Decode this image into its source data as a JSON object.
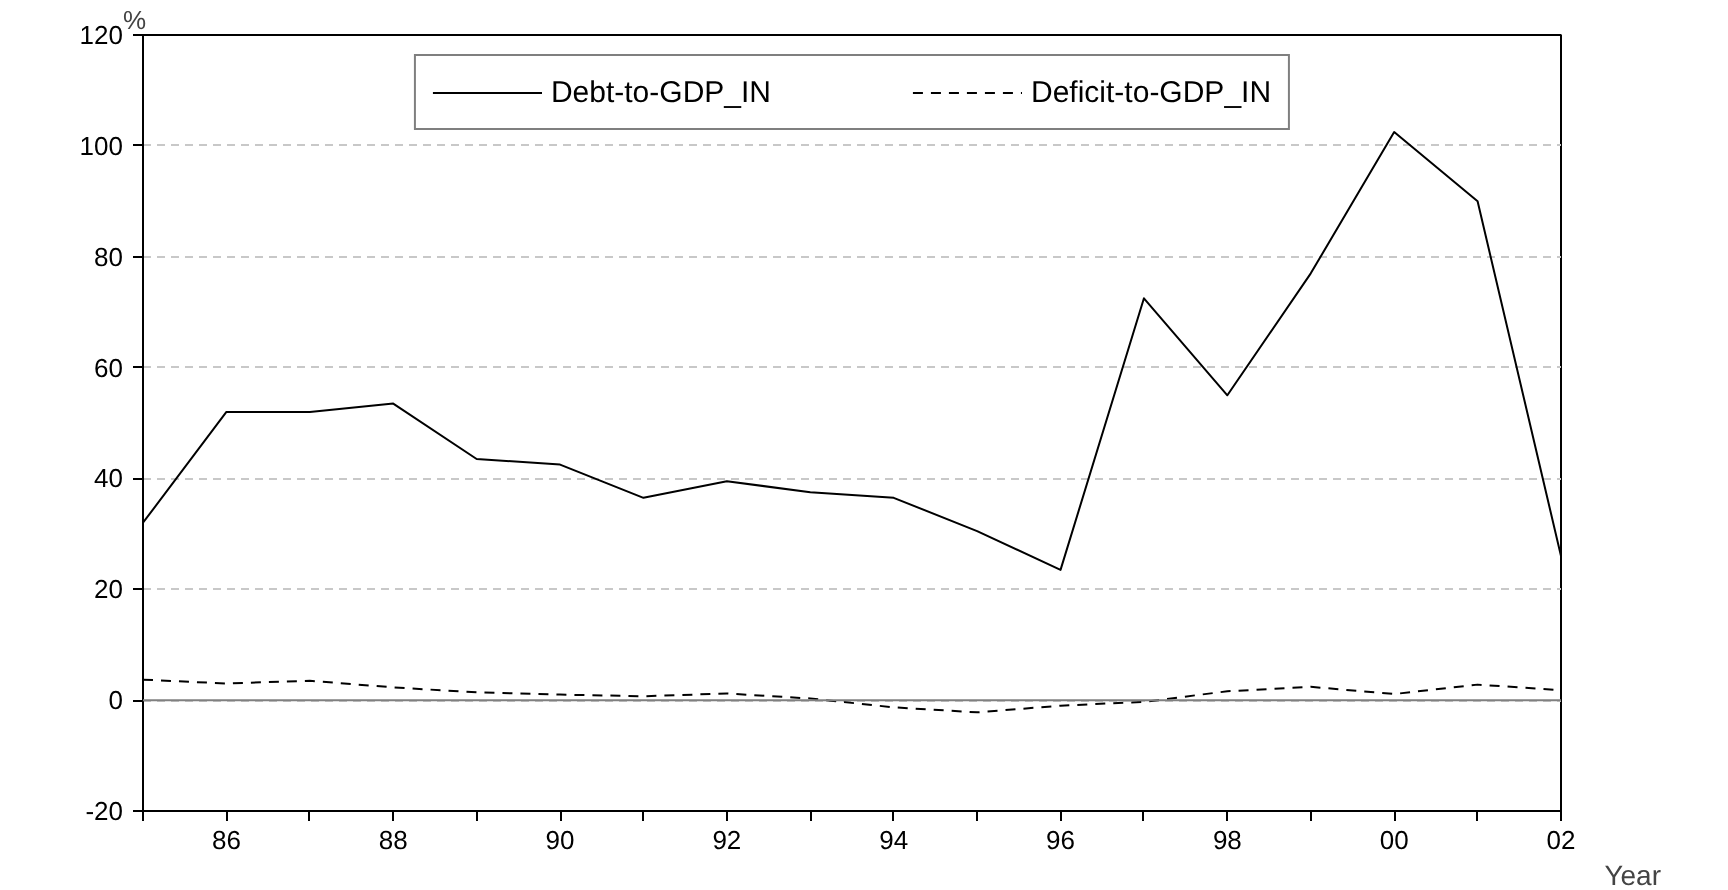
{
  "chart_data": {
    "type": "line",
    "xlabel": "Year",
    "ylabel": "%",
    "x": [
      1985,
      1986,
      1987,
      1988,
      1989,
      1990,
      1991,
      1992,
      1993,
      1994,
      1995,
      1996,
      1997,
      1998,
      1999,
      2000,
      2001,
      2002
    ],
    "series": [
      {
        "name": "Debt-to-GDP_IN",
        "color": "#000000",
        "line_style": "solid",
        "values": [
          32,
          52,
          52,
          53.5,
          43.5,
          42.5,
          36.5,
          39.5,
          37.5,
          36.5,
          30.5,
          23.5,
          72.5,
          55,
          77,
          102.5,
          90,
          26
        ]
      },
      {
        "name": "Deficit-to-GDP_IN",
        "color": "#000000",
        "line_style": "dashed",
        "values": [
          3.7,
          3,
          3.5,
          2.3,
          1.4,
          1,
          0.7,
          1.2,
          0.3,
          -1.3,
          -2.2,
          -1,
          -0.3,
          1.6,
          2.4,
          1.1,
          2.8,
          1.8
        ]
      }
    ],
    "xlim": [
      1985,
      2002
    ],
    "xticks": [
      {
        "value": 1985,
        "label": null
      },
      {
        "value": 1986,
        "label": "86"
      },
      {
        "value": 1987,
        "label": null
      },
      {
        "value": 1988,
        "label": "88"
      },
      {
        "value": 1989,
        "label": null
      },
      {
        "value": 1990,
        "label": "90"
      },
      {
        "value": 1991,
        "label": null
      },
      {
        "value": 1992,
        "label": "92"
      },
      {
        "value": 1993,
        "label": null
      },
      {
        "value": 1994,
        "label": "94"
      },
      {
        "value": 1995,
        "label": null
      },
      {
        "value": 1996,
        "label": "96"
      },
      {
        "value": 1997,
        "label": null
      },
      {
        "value": 1998,
        "label": "98"
      },
      {
        "value": 1999,
        "label": null
      },
      {
        "value": 2000,
        "label": "00"
      },
      {
        "value": 2001,
        "label": null
      },
      {
        "value": 2002,
        "label": "02"
      }
    ],
    "ylim": [
      -20,
      120
    ],
    "yticks": [
      -20,
      0,
      20,
      40,
      60,
      80,
      100,
      120
    ],
    "ref_lines": [
      {
        "axis": "y",
        "value": 0,
        "label": null,
        "color": "#808080",
        "line_style": "solid"
      }
    ],
    "grid": "y",
    "legend": "top"
  }
}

### EXERCISE DETAILS:
Give back the whole listing as it stands, minus its pictures.

### RESPONSE BELOW:
Decode this image into its source data as a JSON object.
{
  "chart_data": {
    "type": "line",
    "xlabel": "Year",
    "ylabel": "%",
    "x": [
      1985,
      1986,
      1987,
      1988,
      1989,
      1990,
      1991,
      1992,
      1993,
      1994,
      1995,
      1996,
      1997,
      1998,
      1999,
      2000,
      2001,
      2002
    ],
    "series": [
      {
        "name": "Debt-to-GDP_IN",
        "color": "#000000",
        "line_style": "solid",
        "values": [
          32,
          52,
          52,
          53.5,
          43.5,
          42.5,
          36.5,
          39.5,
          37.5,
          36.5,
          30.5,
          23.5,
          72.5,
          55,
          77,
          102.5,
          90,
          26
        ]
      },
      {
        "name": "Deficit-to-GDP_IN",
        "color": "#000000",
        "line_style": "dashed",
        "values": [
          3.7,
          3,
          3.5,
          2.3,
          1.4,
          1,
          0.7,
          1.2,
          0.3,
          -1.3,
          -2.2,
          -1,
          -0.3,
          1.6,
          2.4,
          1.1,
          2.8,
          1.8
        ]
      }
    ],
    "xlim": [
      1985,
      2002
    ],
    "xticks": [
      {
        "value": 1985,
        "label": null
      },
      {
        "value": 1986,
        "label": "86"
      },
      {
        "value": 1987,
        "label": null
      },
      {
        "value": 1988,
        "label": "88"
      },
      {
        "value": 1989,
        "label": null
      },
      {
        "value": 1990,
        "label": "90"
      },
      {
        "value": 1991,
        "label": null
      },
      {
        "value": 1992,
        "label": "92"
      },
      {
        "value": 1993,
        "label": null
      },
      {
        "value": 1994,
        "label": "94"
      },
      {
        "value": 1995,
        "label": null
      },
      {
        "value": 1996,
        "label": "96"
      },
      {
        "value": 1997,
        "label": null
      },
      {
        "value": 1998,
        "label": "98"
      },
      {
        "value": 1999,
        "label": null
      },
      {
        "value": 2000,
        "label": "00"
      },
      {
        "value": 2001,
        "label": null
      },
      {
        "value": 2002,
        "label": "02"
      }
    ],
    "ylim": [
      -20,
      120
    ],
    "yticks": [
      -20,
      0,
      20,
      40,
      60,
      80,
      100,
      120
    ],
    "ref_lines": [
      {
        "axis": "y",
        "value": 0,
        "label": null,
        "color": "#808080",
        "line_style": "solid"
      }
    ],
    "grid": "y",
    "legend": "top"
  }
}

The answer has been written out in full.